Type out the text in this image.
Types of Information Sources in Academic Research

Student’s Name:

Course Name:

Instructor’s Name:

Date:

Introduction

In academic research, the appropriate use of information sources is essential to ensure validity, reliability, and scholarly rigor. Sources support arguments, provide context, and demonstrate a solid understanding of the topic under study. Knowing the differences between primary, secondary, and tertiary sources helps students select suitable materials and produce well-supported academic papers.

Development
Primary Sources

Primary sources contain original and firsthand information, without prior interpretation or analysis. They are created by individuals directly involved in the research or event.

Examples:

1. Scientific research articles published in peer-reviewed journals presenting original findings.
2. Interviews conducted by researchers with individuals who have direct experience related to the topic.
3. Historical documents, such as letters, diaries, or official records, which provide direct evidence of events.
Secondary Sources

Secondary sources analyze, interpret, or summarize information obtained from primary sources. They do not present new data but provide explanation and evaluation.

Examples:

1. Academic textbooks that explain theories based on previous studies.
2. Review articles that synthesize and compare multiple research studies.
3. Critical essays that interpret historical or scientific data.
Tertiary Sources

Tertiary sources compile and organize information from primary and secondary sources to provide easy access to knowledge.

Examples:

---

Work instructions -
Keep only those lines of the records that hold "articles", and return them.

Full response -
1. Scientific research articles published in peer-reviewed journals presenting original findings.
2. Review articles that synthesize and compare multiple research studies.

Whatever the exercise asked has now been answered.